(Items from a dataset)
——
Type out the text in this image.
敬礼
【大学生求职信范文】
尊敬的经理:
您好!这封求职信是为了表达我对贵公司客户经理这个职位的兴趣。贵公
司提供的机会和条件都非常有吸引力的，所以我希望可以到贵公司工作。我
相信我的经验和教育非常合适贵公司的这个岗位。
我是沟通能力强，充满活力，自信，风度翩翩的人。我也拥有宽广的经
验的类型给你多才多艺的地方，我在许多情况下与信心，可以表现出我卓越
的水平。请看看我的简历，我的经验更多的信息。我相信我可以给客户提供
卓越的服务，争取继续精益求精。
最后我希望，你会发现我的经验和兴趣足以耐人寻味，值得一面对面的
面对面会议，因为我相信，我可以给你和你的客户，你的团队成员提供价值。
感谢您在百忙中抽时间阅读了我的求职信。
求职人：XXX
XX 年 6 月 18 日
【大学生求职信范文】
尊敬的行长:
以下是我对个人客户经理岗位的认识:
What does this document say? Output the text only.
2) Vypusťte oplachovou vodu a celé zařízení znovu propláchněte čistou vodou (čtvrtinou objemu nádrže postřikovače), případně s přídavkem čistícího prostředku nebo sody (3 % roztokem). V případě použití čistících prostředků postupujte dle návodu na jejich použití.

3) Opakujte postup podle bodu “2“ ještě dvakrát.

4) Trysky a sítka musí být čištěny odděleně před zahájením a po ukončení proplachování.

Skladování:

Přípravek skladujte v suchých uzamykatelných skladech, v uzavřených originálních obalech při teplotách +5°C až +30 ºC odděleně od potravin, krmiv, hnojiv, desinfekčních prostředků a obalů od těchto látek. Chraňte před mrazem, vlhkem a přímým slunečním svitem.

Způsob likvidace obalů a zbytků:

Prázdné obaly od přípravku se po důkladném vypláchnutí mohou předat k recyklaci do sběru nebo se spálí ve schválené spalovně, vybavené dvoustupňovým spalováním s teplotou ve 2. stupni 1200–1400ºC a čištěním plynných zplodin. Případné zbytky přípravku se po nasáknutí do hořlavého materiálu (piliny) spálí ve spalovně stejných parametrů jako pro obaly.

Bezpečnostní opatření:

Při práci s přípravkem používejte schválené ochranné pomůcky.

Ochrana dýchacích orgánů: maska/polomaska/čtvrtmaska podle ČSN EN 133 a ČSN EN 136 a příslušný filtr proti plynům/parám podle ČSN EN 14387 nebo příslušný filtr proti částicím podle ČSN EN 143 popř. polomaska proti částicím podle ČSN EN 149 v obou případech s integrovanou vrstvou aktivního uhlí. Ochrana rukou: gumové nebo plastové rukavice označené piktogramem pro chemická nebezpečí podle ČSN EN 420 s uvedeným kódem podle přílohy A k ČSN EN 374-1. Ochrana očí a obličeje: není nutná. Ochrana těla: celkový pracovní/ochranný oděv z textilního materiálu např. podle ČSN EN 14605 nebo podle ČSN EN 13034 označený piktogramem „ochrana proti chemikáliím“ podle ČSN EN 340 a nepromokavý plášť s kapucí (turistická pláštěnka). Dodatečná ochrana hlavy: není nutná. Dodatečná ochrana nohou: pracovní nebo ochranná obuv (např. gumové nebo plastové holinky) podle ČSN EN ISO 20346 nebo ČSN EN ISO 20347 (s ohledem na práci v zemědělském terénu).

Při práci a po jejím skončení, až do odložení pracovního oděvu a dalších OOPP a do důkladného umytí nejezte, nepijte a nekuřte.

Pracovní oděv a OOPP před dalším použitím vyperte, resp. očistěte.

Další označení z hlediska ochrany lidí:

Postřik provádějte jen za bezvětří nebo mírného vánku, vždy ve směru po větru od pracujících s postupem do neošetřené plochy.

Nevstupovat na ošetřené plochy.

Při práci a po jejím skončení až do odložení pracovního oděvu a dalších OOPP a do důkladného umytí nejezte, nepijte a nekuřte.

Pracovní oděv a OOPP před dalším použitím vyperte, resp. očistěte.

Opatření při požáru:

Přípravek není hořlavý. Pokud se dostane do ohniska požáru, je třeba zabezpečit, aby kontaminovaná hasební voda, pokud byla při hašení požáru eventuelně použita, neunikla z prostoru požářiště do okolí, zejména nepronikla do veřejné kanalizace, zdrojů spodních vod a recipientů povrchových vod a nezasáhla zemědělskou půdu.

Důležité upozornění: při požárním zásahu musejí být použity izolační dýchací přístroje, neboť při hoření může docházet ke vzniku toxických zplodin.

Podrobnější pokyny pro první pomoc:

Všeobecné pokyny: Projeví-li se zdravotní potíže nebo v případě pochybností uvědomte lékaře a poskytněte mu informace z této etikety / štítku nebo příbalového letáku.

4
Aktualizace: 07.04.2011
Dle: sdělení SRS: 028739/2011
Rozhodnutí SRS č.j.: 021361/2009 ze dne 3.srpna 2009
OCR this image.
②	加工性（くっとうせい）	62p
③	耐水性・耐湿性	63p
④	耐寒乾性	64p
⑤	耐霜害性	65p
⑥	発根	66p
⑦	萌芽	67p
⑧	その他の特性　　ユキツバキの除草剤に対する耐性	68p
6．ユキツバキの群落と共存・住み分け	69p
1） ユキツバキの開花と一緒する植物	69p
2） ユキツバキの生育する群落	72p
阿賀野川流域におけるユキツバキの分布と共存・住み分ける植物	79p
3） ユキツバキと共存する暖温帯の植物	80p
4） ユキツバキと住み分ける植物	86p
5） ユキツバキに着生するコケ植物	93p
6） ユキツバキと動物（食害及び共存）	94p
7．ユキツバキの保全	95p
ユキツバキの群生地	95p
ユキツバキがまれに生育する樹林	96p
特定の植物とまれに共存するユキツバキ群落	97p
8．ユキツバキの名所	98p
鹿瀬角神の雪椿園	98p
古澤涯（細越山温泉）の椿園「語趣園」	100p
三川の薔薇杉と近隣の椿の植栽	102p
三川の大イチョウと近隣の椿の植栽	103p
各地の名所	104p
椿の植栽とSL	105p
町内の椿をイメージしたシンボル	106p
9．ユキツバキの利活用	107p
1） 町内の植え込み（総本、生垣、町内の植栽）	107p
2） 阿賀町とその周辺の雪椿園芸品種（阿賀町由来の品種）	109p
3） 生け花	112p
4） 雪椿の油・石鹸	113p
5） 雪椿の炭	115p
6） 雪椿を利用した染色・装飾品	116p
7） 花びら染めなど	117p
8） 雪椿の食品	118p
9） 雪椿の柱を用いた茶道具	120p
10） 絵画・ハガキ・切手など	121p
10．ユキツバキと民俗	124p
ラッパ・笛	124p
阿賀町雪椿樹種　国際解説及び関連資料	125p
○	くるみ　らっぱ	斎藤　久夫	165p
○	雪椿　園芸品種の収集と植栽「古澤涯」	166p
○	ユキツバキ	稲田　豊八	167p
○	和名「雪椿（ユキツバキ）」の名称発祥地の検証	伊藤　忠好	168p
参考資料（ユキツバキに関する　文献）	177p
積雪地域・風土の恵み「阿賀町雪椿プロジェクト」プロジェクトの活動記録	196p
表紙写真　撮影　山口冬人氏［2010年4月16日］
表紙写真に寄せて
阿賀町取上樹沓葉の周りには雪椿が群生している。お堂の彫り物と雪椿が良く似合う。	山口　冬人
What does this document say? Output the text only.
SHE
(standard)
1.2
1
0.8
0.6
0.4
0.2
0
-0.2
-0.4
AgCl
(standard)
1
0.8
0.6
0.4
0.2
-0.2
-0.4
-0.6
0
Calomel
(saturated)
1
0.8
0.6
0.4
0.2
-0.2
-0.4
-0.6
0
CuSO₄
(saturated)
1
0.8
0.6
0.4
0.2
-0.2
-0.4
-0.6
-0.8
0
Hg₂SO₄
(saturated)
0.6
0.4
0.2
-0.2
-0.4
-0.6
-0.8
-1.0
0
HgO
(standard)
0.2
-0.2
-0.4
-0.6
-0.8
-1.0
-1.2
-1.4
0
——
## Exercise aim:
Copy every line of the records word for word.

## The completed task:
Type out the text in this image.
敬礼
【大学生求职信范文】
尊敬的经理:
您好!这封求职信是为了表达我对贵公司客户经理这个职位的兴趣。贵公
司提供的机会和条件都非常有吸引力的，所以我希望可以到贵公司工作。我
相信我的经验和教育非常合适贵公司的这个岗位。
我是沟通能力强，充满活力，自信，风度翩翩的人。我也拥有宽广的经
验的类型给你多才多艺的地方，我在许多情况下与信心，可以表现出我卓越
的水平。请看看我的简历，我的经验更多的信息。我相信我可以给客户提供
卓越的服务，争取继续精益求精。
最后我希望，你会发现我的经验和兴趣足以耐人寻味，值得一面对面的
面对面会议，因为我相信，我可以给你和你的客户，你的团队成员提供价值。
感谢您在百忙中抽时间阅读了我的求职信。
求职人：XXX
XX 年 6 月 18 日
【大学生求职信范文】
尊敬的行长:
以下是我对个人客户经理岗位的认识:
What does this document say? Output the text only.
2) Vypusťte oplachovou vodu a celé zařízení znovu propláchněte čistou vodou (čtvrtinou objemu nádrže postřikovače), případně s přídavkem čistícího prostředku nebo sody (3 % roztokem). V případě použití čistících prostředků postupujte dle návodu na jejich použití.

3) Opakujte postup podle bodu “2“ ještě dvakrát.

4) Trysky a sítka musí být čištěny odděleně před zahájením a po ukončení proplachování.

Skladování:

Přípravek skladujte v suchých uzamykatelných skladech, v uzavřených originálních obalech při teplotách +5°C až +30 ºC odděleně od potravin, krmiv, hnojiv, desinfekčních prostředků a obalů od těchto látek. Chraňte před mrazem, vlhkem a přímým slunečním svitem.

Způsob likvidace obalů a zbytků:

Prázdné obaly od přípravku se po důkladném vypláchnutí mohou předat k recyklaci do sběru nebo se spálí ve schválené spalovně, vybavené dvoustupňovým spalováním s teplotou ve 2. stupni 1200–1400ºC a čištěním plynných zplodin. Případné zbytky přípravku se po nasáknutí do hořlavého materiálu (piliny) spálí ve spalovně stejných parametrů jako pro obaly.

Bezpečnostní opatření:

Při práci s přípravkem používejte schválené ochranné pomůcky.

Ochrana dýchacích orgánů: maska/polomaska/čtvrtmaska podle ČSN EN 133 a ČSN EN 136 a příslušný filtr proti plynům/parám podle ČSN EN 14387 nebo příslušný filtr proti částicím podle ČSN EN 143 popř. polomaska proti částicím podle ČSN EN 149 v obou případech s integrovanou vrstvou aktivního uhlí. Ochrana rukou: gumové nebo plastové rukavice označené piktogramem pro chemická nebezpečí podle ČSN EN 420 s uvedeným kódem podle přílohy A k ČSN EN 374-1. Ochrana očí a obličeje: není nutná. Ochrana těla: celkový pracovní/ochranný oděv z textilního materiálu např. podle ČSN EN 14605 nebo podle ČSN EN 13034 označený piktogramem „ochrana proti chemikáliím“ podle ČSN EN 340 a nepromokavý plášť s kapucí (turistická pláštěnka). Dodatečná ochrana hlavy: není nutná. Dodatečná ochrana nohou: pracovní nebo ochranná obuv (např. gumové nebo plastové holinky) podle ČSN EN ISO 20346 nebo ČSN EN ISO 20347 (s ohledem na práci v zemědělském terénu).

Při práci a po jejím skončení, až do odložení pracovního oděvu a dalších OOPP a do důkladného umytí nejezte, nepijte a nekuřte.

Pracovní oděv a OOPP před dalším použitím vyperte, resp. očistěte.

Další označení z hlediska ochrany lidí:

Postřik provádějte jen za bezvětří nebo mírného vánku, vždy ve směru po větru od pracujících s postupem do neošetřené plochy.

Nevstupovat na ošetřené plochy.

Při práci a po jejím skončení až do odložení pracovního oděvu a dalších OOPP a do důkladného umytí nejezte, nepijte a nekuřte.

Pracovní oděv a OOPP před dalším použitím vyperte, resp. očistěte.

Opatření při požáru:

Přípravek není hořlavý. Pokud se dostane do ohniska požáru, je třeba zabezpečit, aby kontaminovaná hasební voda, pokud byla při hašení požáru eventuelně použita, neunikla z prostoru požářiště do okolí, zejména nepronikla do veřejné kanalizace, zdrojů spodních vod a recipientů povrchových vod a nezasáhla zemědělskou půdu.

Důležité upozornění: při požárním zásahu musejí být použity izolační dýchací přístroje, neboť při hoření může docházet ke vzniku toxických zplodin.

Podrobnější pokyny pro první pomoc:

Všeobecné pokyny: Projeví-li se zdravotní potíže nebo v případě pochybností uvědomte lékaře a poskytněte mu informace z této etikety / štítku nebo příbalového letáku.

4
Aktualizace: 07.04.2011
Dle: sdělení SRS: 028739/2011
Rozhodnutí SRS č.j.: 021361/2009 ze dne 3.srpna 2009
OCR this image.
②	加工性（くっとうせい）	62p
③	耐水性・耐湿性	63p
④	耐寒乾性	64p
⑤	耐霜害性	65p
⑥	発根	66p
⑦	萌芽	67p
⑧	その他の特性　　ユキツバキの除草剤に対する耐性	68p
6．ユキツバキの群落と共存・住み分け	69p
1） ユキツバキの開花と一緒する植物	69p
2） ユキツバキの生育する群落	72p
阿賀野川流域におけるユキツバキの分布と共存・住み分ける植物	79p
3） ユキツバキと共存する暖温帯の植物	80p
4） ユキツバキと住み分ける植物	86p
5） ユキツバキに着生するコケ植物	93p
6） ユキツバキと動物（食害及び共存）	94p
7．ユキツバキの保全	95p
ユキツバキの群生地	95p
ユキツバキがまれに生育する樹林	96p
特定の植物とまれに共存するユキツバキ群落	97p
8．ユキツバキの名所	98p
鹿瀬角神の雪椿園	98p
古澤涯（細越山温泉）の椿園「語趣園」	100p
三川の薔薇杉と近隣の椿の植栽	102p
三川の大イチョウと近隣の椿の植栽	103p
各地の名所	104p
椿の植栽とSL	105p
町内の椿をイメージしたシンボル	106p
9．ユキツバキの利活用	107p
1） 町内の植え込み（総本、生垣、町内の植栽）	107p
2） 阿賀町とその周辺の雪椿園芸品種（阿賀町由来の品種）	109p
3） 生け花	112p
4） 雪椿の油・石鹸	113p
5） 雪椿の炭	115p
6） 雪椿を利用した染色・装飾品	116p
7） 花びら染めなど	117p
8） 雪椿の食品	118p
9） 雪椿の柱を用いた茶道具	120p
10） 絵画・ハガキ・切手など	121p
10．ユキツバキと民俗	124p
ラッパ・笛	124p
阿賀町雪椿樹種　国際解説及び関連資料	125p
○	くるみ　らっぱ	斎藤　久夫	165p
○	雪椿　園芸品種の収集と植栽「古澤涯」	166p
○	ユキツバキ	稲田　豊八	167p
○	和名「雪椿（ユキツバキ）」の名称発祥地の検証	伊藤　忠好	168p
参考資料（ユキツバキに関する　文献）	177p
積雪地域・風土の恵み「阿賀町雪椿プロジェクト」プロジェクトの活動記録	196p
表紙写真　撮影　山口冬人氏［2010年4月16日］
表紙写真に寄せて
阿賀町取上樹沓葉の周りには雪椿が群生している。お堂の彫り物と雪椿が良く似合う。	山口　冬人
What does this document say? Output the text only.
SHE
(standard)
1.2
1
0.8
0.6
0.4
0.2
0
-0.2
-0.4
AgCl
(standard)
1
0.8
0.6
0.4
0.2
-0.2
-0.4
-0.6
0
Calomel
(saturated)
1
0.8
0.6
0.4
0.2
-0.2
-0.4
-0.6
0
CuSO₄
(saturated)
1
0.8
0.6
0.4
0.2
-0.2
-0.4
-0.6
-0.8
0
Hg₂SO₄
(saturated)
0.6
0.4
0.2
-0.2
-0.4
-0.6
-0.8
-1.0
0
HgO
(standard)
0.2
-0.2
-0.4
-0.6
-0.8
-1.0
-1.2
-1.4
0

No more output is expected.